#### [REQUIREMENTS]
Repeat the records below exactly as they appear.

Records contained in a dataset:
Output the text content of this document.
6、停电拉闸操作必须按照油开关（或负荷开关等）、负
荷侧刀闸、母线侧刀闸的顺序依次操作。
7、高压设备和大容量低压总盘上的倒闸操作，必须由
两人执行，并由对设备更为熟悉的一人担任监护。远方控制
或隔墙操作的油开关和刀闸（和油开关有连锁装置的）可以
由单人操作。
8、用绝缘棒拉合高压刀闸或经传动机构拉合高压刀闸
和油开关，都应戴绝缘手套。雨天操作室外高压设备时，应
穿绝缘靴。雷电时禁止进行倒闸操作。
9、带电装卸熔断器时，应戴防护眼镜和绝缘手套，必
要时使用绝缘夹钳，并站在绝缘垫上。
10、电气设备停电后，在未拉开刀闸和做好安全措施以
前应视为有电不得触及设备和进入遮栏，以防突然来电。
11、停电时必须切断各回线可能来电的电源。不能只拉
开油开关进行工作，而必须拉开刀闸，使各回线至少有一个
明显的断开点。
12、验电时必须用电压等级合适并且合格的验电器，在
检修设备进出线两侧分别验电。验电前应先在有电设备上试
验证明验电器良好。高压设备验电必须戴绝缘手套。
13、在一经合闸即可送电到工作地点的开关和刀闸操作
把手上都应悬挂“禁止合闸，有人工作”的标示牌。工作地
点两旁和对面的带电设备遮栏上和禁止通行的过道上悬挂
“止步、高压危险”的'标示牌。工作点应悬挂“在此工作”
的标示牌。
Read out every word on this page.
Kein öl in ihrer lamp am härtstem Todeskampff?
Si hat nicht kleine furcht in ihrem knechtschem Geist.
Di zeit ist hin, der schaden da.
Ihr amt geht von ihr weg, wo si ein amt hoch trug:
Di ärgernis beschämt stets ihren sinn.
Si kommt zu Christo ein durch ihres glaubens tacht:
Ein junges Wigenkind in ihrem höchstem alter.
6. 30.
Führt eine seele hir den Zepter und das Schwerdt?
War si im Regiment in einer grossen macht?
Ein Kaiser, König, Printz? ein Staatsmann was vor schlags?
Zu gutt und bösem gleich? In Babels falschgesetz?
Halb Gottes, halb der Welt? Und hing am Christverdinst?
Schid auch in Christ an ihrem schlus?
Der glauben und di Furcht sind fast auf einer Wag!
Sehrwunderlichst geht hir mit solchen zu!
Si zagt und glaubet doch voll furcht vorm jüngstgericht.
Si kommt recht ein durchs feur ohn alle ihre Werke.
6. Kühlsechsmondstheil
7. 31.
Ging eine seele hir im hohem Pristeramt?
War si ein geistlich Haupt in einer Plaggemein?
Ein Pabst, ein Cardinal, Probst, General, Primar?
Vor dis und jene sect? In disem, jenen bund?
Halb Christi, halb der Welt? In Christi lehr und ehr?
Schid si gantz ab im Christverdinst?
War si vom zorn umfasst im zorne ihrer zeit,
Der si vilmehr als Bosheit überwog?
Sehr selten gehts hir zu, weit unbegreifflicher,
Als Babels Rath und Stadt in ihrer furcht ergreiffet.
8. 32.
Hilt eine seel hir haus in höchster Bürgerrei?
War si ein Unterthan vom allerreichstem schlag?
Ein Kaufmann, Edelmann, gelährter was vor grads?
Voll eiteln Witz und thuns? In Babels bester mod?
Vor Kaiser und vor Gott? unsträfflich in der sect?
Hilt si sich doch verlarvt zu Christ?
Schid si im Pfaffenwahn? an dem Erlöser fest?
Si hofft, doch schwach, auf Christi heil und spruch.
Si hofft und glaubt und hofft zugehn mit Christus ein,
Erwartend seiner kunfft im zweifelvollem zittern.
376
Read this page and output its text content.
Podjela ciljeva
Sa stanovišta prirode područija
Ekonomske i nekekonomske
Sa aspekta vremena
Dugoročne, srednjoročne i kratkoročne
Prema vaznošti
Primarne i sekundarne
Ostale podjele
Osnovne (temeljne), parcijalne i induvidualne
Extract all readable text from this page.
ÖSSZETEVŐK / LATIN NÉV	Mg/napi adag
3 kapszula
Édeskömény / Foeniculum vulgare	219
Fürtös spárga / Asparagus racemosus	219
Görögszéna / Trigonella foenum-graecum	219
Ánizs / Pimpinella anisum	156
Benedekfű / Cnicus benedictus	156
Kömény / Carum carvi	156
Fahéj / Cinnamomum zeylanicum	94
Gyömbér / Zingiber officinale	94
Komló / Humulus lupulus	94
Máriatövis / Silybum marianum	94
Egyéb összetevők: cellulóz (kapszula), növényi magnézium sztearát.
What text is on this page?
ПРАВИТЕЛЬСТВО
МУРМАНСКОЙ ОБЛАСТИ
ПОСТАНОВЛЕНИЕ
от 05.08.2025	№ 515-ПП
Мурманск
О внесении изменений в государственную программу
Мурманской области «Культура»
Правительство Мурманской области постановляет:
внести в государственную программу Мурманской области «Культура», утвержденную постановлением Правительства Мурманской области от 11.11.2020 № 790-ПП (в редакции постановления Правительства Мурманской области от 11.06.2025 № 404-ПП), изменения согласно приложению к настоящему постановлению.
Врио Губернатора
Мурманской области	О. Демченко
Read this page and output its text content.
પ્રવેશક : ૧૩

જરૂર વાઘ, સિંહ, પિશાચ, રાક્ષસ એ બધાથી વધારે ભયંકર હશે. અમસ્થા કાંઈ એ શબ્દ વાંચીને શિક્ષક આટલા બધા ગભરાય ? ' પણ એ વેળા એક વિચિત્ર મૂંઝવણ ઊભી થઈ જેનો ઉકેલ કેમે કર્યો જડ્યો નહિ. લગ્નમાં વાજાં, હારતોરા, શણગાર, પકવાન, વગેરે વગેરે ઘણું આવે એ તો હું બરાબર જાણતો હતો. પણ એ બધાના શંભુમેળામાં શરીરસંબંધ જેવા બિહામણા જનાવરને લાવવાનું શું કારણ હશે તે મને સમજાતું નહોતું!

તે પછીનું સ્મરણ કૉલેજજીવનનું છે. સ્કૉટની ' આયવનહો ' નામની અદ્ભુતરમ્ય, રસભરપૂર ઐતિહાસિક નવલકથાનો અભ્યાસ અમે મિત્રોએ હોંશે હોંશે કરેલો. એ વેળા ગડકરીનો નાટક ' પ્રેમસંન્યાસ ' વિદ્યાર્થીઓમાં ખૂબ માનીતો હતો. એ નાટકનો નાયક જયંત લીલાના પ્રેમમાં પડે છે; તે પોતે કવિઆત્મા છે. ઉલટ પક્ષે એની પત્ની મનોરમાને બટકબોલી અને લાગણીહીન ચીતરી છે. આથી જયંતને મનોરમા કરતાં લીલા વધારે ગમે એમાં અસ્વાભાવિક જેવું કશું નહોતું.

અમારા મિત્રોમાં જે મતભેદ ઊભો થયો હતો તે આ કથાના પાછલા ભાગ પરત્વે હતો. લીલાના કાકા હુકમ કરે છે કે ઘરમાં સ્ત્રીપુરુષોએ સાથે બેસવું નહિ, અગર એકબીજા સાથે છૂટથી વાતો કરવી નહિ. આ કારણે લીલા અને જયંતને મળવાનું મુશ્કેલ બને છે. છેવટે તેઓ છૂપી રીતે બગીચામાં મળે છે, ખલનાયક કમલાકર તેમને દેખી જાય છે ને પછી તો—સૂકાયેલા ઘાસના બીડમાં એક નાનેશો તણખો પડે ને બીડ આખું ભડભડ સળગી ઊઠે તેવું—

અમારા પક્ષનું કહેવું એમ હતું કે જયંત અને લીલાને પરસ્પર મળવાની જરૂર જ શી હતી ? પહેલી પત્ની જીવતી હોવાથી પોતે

#### [SOLUTION FOR THIS EXERCISE]
Output the text content of this document.
6、停电拉闸操作必须按照油开关（或负荷开关等）、负
荷侧刀闸、母线侧刀闸的顺序依次操作。
7、高压设备和大容量低压总盘上的倒闸操作，必须由
两人执行，并由对设备更为熟悉的一人担任监护。远方控制
或隔墙操作的油开关和刀闸（和油开关有连锁装置的）可以
由单人操作。
8、用绝缘棒拉合高压刀闸或经传动机构拉合高压刀闸
和油开关，都应戴绝缘手套。雨天操作室外高压设备时，应
穿绝缘靴。雷电时禁止进行倒闸操作。
9、带电装卸熔断器时，应戴防护眼镜和绝缘手套，必
要时使用绝缘夹钳，并站在绝缘垫上。
10、电气设备停电后，在未拉开刀闸和做好安全措施以
前应视为有电不得触及设备和进入遮栏，以防突然来电。
11、停电时必须切断各回线可能来电的电源。不能只拉
开油开关进行工作，而必须拉开刀闸，使各回线至少有一个
明显的断开点。
12、验电时必须用电压等级合适并且合格的验电器，在
检修设备进出线两侧分别验电。验电前应先在有电设备上试
验证明验电器良好。高压设备验电必须戴绝缘手套。
13、在一经合闸即可送电到工作地点的开关和刀闸操作
把手上都应悬挂“禁止合闸，有人工作”的标示牌。工作地
点两旁和对面的带电设备遮栏上和禁止通行的过道上悬挂
“止步、高压危险”的'标示牌。工作点应悬挂“在此工作”
的标示牌。
Read out every word on this page.
Kein öl in ihrer lamp am härtstem Todeskampff?
Si hat nicht kleine furcht in ihrem knechtschem Geist.
Di zeit ist hin, der schaden da.
Ihr amt geht von ihr weg, wo si ein amt hoch trug:
Di ärgernis beschämt stets ihren sinn.
Si kommt zu Christo ein durch ihres glaubens tacht:
Ein junges Wigenkind in ihrem höchstem alter.
6. 30.
Führt eine seele hir den Zepter und das Schwerdt?
War si im Regiment in einer grossen macht?
Ein Kaiser, König, Printz? ein Staatsmann was vor schlags?
Zu gutt und bösem gleich? In Babels falschgesetz?
Halb Gottes, halb der Welt? Und hing am Christverdinst?
Schid auch in Christ an ihrem schlus?
Der glauben und di Furcht sind fast auf einer Wag!
Sehrwunderlichst geht hir mit solchen zu!
Si zagt und glaubet doch voll furcht vorm jüngstgericht.
Si kommt recht ein durchs feur ohn alle ihre Werke.
6. Kühlsechsmondstheil
7. 31.
Ging eine seele hir im hohem Pristeramt?
War si ein geistlich Haupt in einer Plaggemein?
Ein Pabst, ein Cardinal, Probst, General, Primar?
Vor dis und jene sect? In disem, jenen bund?
Halb Christi, halb der Welt? In Christi lehr und ehr?
Schid si gantz ab im Christverdinst?
War si vom zorn umfasst im zorne ihrer zeit,
Der si vilmehr als Bosheit überwog?
Sehr selten gehts hir zu, weit unbegreifflicher,
Als Babels Rath und Stadt in ihrer furcht ergreiffet.
8. 32.
Hilt eine seel hir haus in höchster Bürgerrei?
War si ein Unterthan vom allerreichstem schlag?
Ein Kaufmann, Edelmann, gelährter was vor grads?
Voll eiteln Witz und thuns? In Babels bester mod?
Vor Kaiser und vor Gott? unsträfflich in der sect?
Hilt si sich doch verlarvt zu Christ?
Schid si im Pfaffenwahn? an dem Erlöser fest?
Si hofft, doch schwach, auf Christi heil und spruch.
Si hofft und glaubt und hofft zugehn mit Christus ein,
Erwartend seiner kunfft im zweifelvollem zittern.
376
Read this page and output its text content.
Podjela ciljeva
Sa stanovišta prirode područija
Ekonomske i nekekonomske
Sa aspekta vremena
Dugoročne, srednjoročne i kratkoročne
Prema vaznošti
Primarne i sekundarne
Ostale podjele
Osnovne (temeljne), parcijalne i induvidualne
Extract all readable text from this page.
ÖSSZETEVŐK / LATIN NÉV	Mg/napi adag
3 kapszula
Édeskömény / Foeniculum vulgare	219
Fürtös spárga / Asparagus racemosus	219
Görögszéna / Trigonella foenum-graecum	219
Ánizs / Pimpinella anisum	156
Benedekfű / Cnicus benedictus	156
Kömény / Carum carvi	156
Fahéj / Cinnamomum zeylanicum	94
Gyömbér / Zingiber officinale	94
Komló / Humulus lupulus	94
Máriatövis / Silybum marianum	94
Egyéb összetevők: cellulóz (kapszula), növényi magnézium sztearát.
What text is on this page?
ПРАВИТЕЛЬСТВО
МУРМАНСКОЙ ОБЛАСТИ
ПОСТАНОВЛЕНИЕ
от 05.08.2025	№ 515-ПП
Мурманск
О внесении изменений в государственную программу
Мурманской области «Культура»
Правительство Мурманской области постановляет:
внести в государственную программу Мурманской области «Культура», утвержденную постановлением Правительства Мурманской области от 11.11.2020 № 790-ПП (в редакции постановления Правительства Мурманской области от 11.06.2025 № 404-ПП), изменения согласно приложению к настоящему постановлению.
Врио Губернатора
Мурманской области	О. Демченко
Read this page and output its text content.
પ્રવેશક : ૧૩

જરૂર વાઘ, સિંહ, પિશાચ, રાક્ષસ એ બધાથી વધારે ભયંકર હશે. અમસ્થા કાંઈ એ શબ્દ વાંચીને શિક્ષક આટલા બધા ગભરાય ? ' પણ એ વેળા એક વિચિત્ર મૂંઝવણ ઊભી થઈ જેનો ઉકેલ કેમે કર્યો જડ્યો નહિ. લગ્નમાં વાજાં, હારતોરા, શણગાર, પકવાન, વગેરે વગેરે ઘણું આવે એ તો હું બરાબર જાણતો હતો. પણ એ બધાના શંભુમેળામાં શરીરસંબંધ જેવા બિહામણા જનાવરને લાવવાનું શું કારણ હશે તે મને સમજાતું નહોતું!

તે પછીનું સ્મરણ કૉલેજજીવનનું છે. સ્કૉટની ' આયવનહો ' નામની અદ્ભુતરમ્ય, રસભરપૂર ઐતિહાસિક નવલકથાનો અભ્યાસ અમે મિત્રોએ હોંશે હોંશે કરેલો. એ વેળા ગડકરીનો નાટક ' પ્રેમસંન્યાસ ' વિદ્યાર્થીઓમાં ખૂબ માનીતો હતો. એ નાટકનો નાયક જયંત લીલાના પ્રેમમાં પડે છે; તે પોતે કવિઆત્મા છે. ઉલટ પક્ષે એની પત્ની મનોરમાને બટકબોલી અને લાગણીહીન ચીતરી છે. આથી જયંતને મનોરમા કરતાં લીલા વધારે ગમે એમાં અસ્વાભાવિક જેવું કશું નહોતું.

અમારા મિત્રોમાં જે મતભેદ ઊભો થયો હતો તે આ કથાના પાછલા ભાગ પરત્વે હતો. લીલાના કાકા હુકમ કરે છે કે ઘરમાં સ્ત્રીપુરુષોએ સાથે બેસવું નહિ, અગર એકબીજા સાથે છૂટથી વાતો કરવી નહિ. આ કારણે લીલા અને જયંતને મળવાનું મુશ્કેલ બને છે. છેવટે તેઓ છૂપી રીતે બગીચામાં મળે છે, ખલનાયક કમલાકર તેમને દેખી જાય છે ને પછી તો—સૂકાયેલા ઘાસના બીડમાં એક નાનેશો તણખો પડે ને બીડ આખું ભડભડ સળગી ઊઠે તેવું—

અમારા પક્ષનું કહેવું એમ હતું કે જયંત અને લીલાને પરસ્પર મળવાની જરૂર જ શી હતી ? પહેલી પત્ની જીવતી હોવાથી પોતે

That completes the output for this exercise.